### Task brief:
Keep the pictures out of the copy and repeat the records exactly.

┄┄┄┄┄┄┄┄┄┄┄┄┄┄┄┄┄┄┄┄

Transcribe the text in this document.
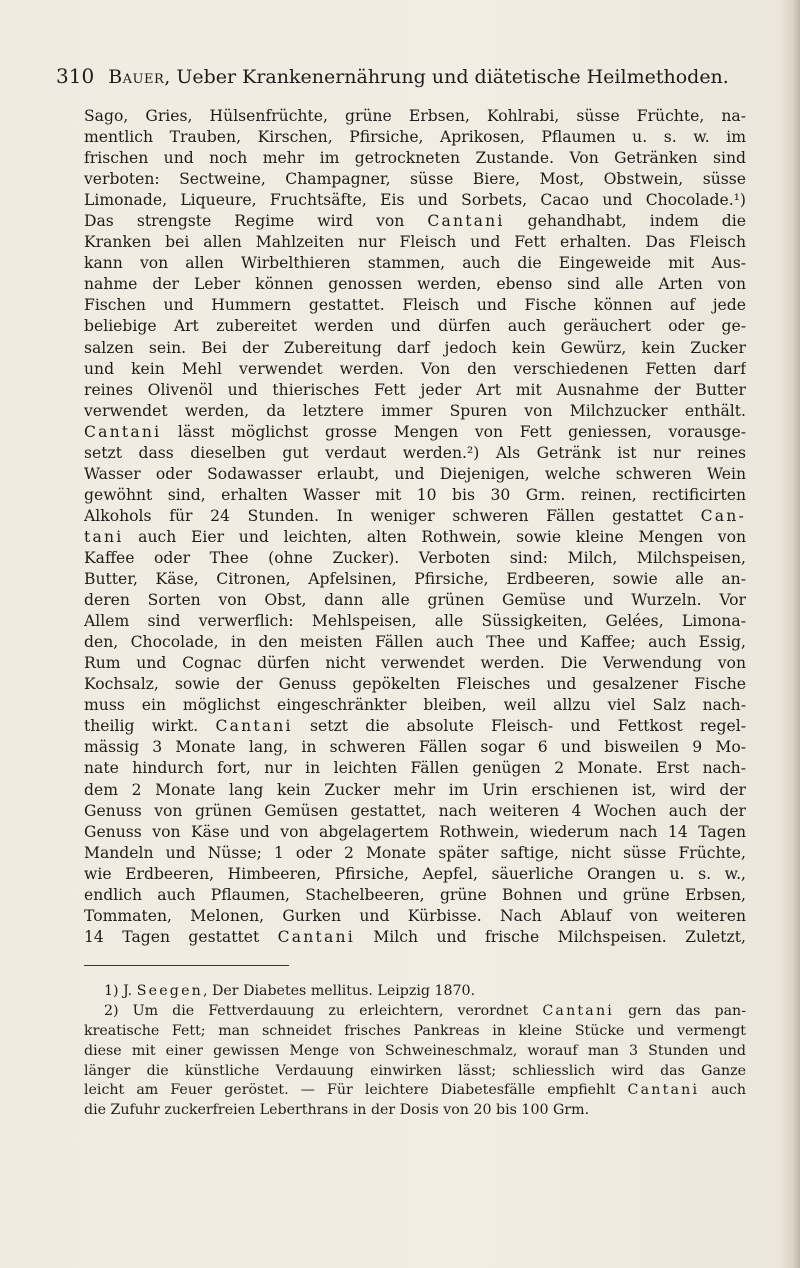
310 Bauer, Ueber Krankenernährung und diätetische Heilmethoden.
Sago, Gries, Hülsenfrüchte, grüne Erbsen, Kohlrabi, süsse Früchte, na-
mentlich Trauben, Kirschen, Pfirsiche, Aprikosen, Pflaumen u. s. w. im
frischen und noch mehr im getrockneten Zustande. Von Getränken sind
verboten: Sectweine, Champagner, süsse Biere, Most, Obstwein, süsse
Limonade, Liqueure, Fruchtsäfte, Eis und Sorbets, Cacao und Chocolade.¹)
Das strengste Regime wird von Cantani gehandhabt, indem die
Kranken bei allen Mahlzeiten nur Fleisch und Fett erhalten. Das Fleisch
kann von allen Wirbelthieren stammen, auch die Eingeweide mit Aus-
nahme der Leber können genossen werden, ebenso sind alle Arten von
Fischen und Hummern gestattet. Fleisch und Fische können auf jede
beliebige Art zubereitet werden und dürfen auch geräuchert oder ge-
salzen sein. Bei der Zubereitung darf jedoch kein Gewürz, kein Zucker
und kein Mehl verwendet werden. Von den verschiedenen Fetten darf
reines Olivenöl und thierisches Fett jeder Art mit Ausnahme der Butter
verwendet werden, da letztere immer Spuren von Milchzucker enthält.
Cantani lässt möglichst grosse Mengen von Fett geniessen, vorausge-
setzt dass dieselben gut verdaut werden.²) Als Getränk ist nur reines
Wasser oder Sodawasser erlaubt, und Diejenigen, welche schweren Wein
gewöhnt sind, erhalten Wasser mit 10 bis 30 Grm. reinen, rectificirten
Alkohols für 24 Stunden. In weniger schweren Fällen gestattet Can-
tani auch Eier und leichten, alten Rothwein, sowie kleine Mengen von
Kaffee oder Thee (ohne Zucker). Verboten sind: Milch, Milchspeisen,
Butter, Käse, Citronen, Apfelsinen, Pfirsiche, Erdbeeren, sowie alle an-
deren Sorten von Obst, dann alle grünen Gemüse und Wurzeln. Vor
Allem sind verwerflich: Mehlspeisen, alle Süssigkeiten, Gelées, Limona-
den, Chocolade, in den meisten Fällen auch Thee und Kaffee; auch Essig,
Rum und Cognac dürfen nicht verwendet werden. Die Verwendung von
Kochsalz, sowie der Genuss gepökelten Fleisches und gesalzener Fische
muss ein möglichst eingeschränkter bleiben, weil allzu viel Salz nach-
theilig wirkt. Cantani setzt die absolute Fleisch- und Fettkost regel-
mässig 3 Monate lang, in schweren Fällen sogar 6 und bisweilen 9 Mo-
nate hindurch fort, nur in leichten Fällen genügen 2 Monate. Erst nach-
dem 2 Monate lang kein Zucker mehr im Urin erschienen ist, wird der
Genuss von grünen Gemüsen gestattet, nach weiteren 4 Wochen auch der
Genuss von Käse und von abgelagertem Rothwein, wiederum nach 14 Tagen
Mandeln und Nüsse; 1 oder 2 Monate später saftige, nicht süsse Früchte,
wie Erdbeeren, Himbeeren, Pfirsiche, Aepfel, säuerliche Orangen u. s. w.,
endlich auch Pflaumen, Stachelbeeren, grüne Bohnen und grüne Erbsen,
Tommaten, Melonen, Gurken und Kürbisse. Nach Ablauf von weiteren
14 Tagen gestattet Cantani Milch und frische Milchspeisen. Zuletzt,
1) J. Seegen, Der Diabetes mellitus. Leipzig 1870.
2) Um die Fettverdauung zu erleichtern, verordnet Cantani gern das pan-
kreatische Fett; man schneidet frisches Pankreas in kleine Stücke und vermengt
diese mit einer gewissen Menge von Schweineschmalz, worauf man 3 Stunden und
länger die künstliche Verdauung einwirken lässt; schliesslich wird das Ganze
leicht am Feuer geröstet. — Für leichtere Diabetesfälle empfiehlt Cantani auch
die Zufuhr zuckerfreien Leberthrans in der Dosis von 20 bis 100 Grm.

┄┄┄┄┄┄┄┄┄┄┄┄┄┄┄┄┄┄┄┄

### Full answer:
Transcribe the text in this document.
310 Bauer, Ueber Krankenernährung und diätetische Heilmethoden.
Sago, Gries, Hülsenfrüchte, grüne Erbsen, Kohlrabi, süsse Früchte, na-
mentlich Trauben, Kirschen, Pfirsiche, Aprikosen, Pflaumen u. s. w. im
frischen und noch mehr im getrockneten Zustande. Von Getränken sind
verboten: Sectweine, Champagner, süsse Biere, Most, Obstwein, süsse
Limonade, Liqueure, Fruchtsäfte, Eis und Sorbets, Cacao und Chocolade.¹)
Das strengste Regime wird von Cantani gehandhabt, indem die
Kranken bei allen Mahlzeiten nur Fleisch und Fett erhalten. Das Fleisch
kann von allen Wirbelthieren stammen, auch die Eingeweide mit Aus-
nahme der Leber können genossen werden, ebenso sind alle Arten von
Fischen und Hummern gestattet. Fleisch und Fische können auf jede
beliebige Art zubereitet werden und dürfen auch geräuchert oder ge-
salzen sein. Bei der Zubereitung darf jedoch kein Gewürz, kein Zucker
und kein Mehl verwendet werden. Von den verschiedenen Fetten darf
reines Olivenöl und thierisches Fett jeder Art mit Ausnahme der Butter
verwendet werden, da letztere immer Spuren von Milchzucker enthält.
Cantani lässt möglichst grosse Mengen von Fett geniessen, vorausge-
setzt dass dieselben gut verdaut werden.²) Als Getränk ist nur reines
Wasser oder Sodawasser erlaubt, und Diejenigen, welche schweren Wein
gewöhnt sind, erhalten Wasser mit 10 bis 30 Grm. reinen, rectificirten
Alkohols für 24 Stunden. In weniger schweren Fällen gestattet Can-
tani auch Eier und leichten, alten Rothwein, sowie kleine Mengen von
Kaffee oder Thee (ohne Zucker). Verboten sind: Milch, Milchspeisen,
Butter, Käse, Citronen, Apfelsinen, Pfirsiche, Erdbeeren, sowie alle an-
deren Sorten von Obst, dann alle grünen Gemüse und Wurzeln. Vor
Allem sind verwerflich: Mehlspeisen, alle Süssigkeiten, Gelées, Limona-
den, Chocolade, in den meisten Fällen auch Thee und Kaffee; auch Essig,
Rum und Cognac dürfen nicht verwendet werden. Die Verwendung von
Kochsalz, sowie der Genuss gepökelten Fleisches und gesalzener Fische
muss ein möglichst eingeschränkter bleiben, weil allzu viel Salz nach-
theilig wirkt. Cantani setzt die absolute Fleisch- und Fettkost regel-
mässig 3 Monate lang, in schweren Fällen sogar 6 und bisweilen 9 Mo-
nate hindurch fort, nur in leichten Fällen genügen 2 Monate. Erst nach-
dem 2 Monate lang kein Zucker mehr im Urin erschienen ist, wird der
Genuss von grünen Gemüsen gestattet, nach weiteren 4 Wochen auch der
Genuss von Käse und von abgelagertem Rothwein, wiederum nach 14 Tagen
Mandeln und Nüsse; 1 oder 2 Monate später saftige, nicht süsse Früchte,
wie Erdbeeren, Himbeeren, Pfirsiche, Aepfel, säuerliche Orangen u. s. w.,
endlich auch Pflaumen, Stachelbeeren, grüne Bohnen und grüne Erbsen,
Tommaten, Melonen, Gurken und Kürbisse. Nach Ablauf von weiteren
14 Tagen gestattet Cantani Milch und frische Milchspeisen. Zuletzt,
1) J. Seegen, Der Diabetes mellitus. Leipzig 1870.
2) Um die Fettverdauung zu erleichtern, verordnet Cantani gern das pan-
kreatische Fett; man schneidet frisches Pankreas in kleine Stücke und vermengt
diese mit einer gewissen Menge von Schweineschmalz, worauf man 3 Stunden und
länger die künstliche Verdauung einwirken lässt; schliesslich wird das Ganze
leicht am Feuer geröstet. — Für leichtere Diabetesfälle empfiehlt Cantani auch
die Zufuhr zuckerfreien Leberthrans in der Dosis von 20 bis 100 Grm.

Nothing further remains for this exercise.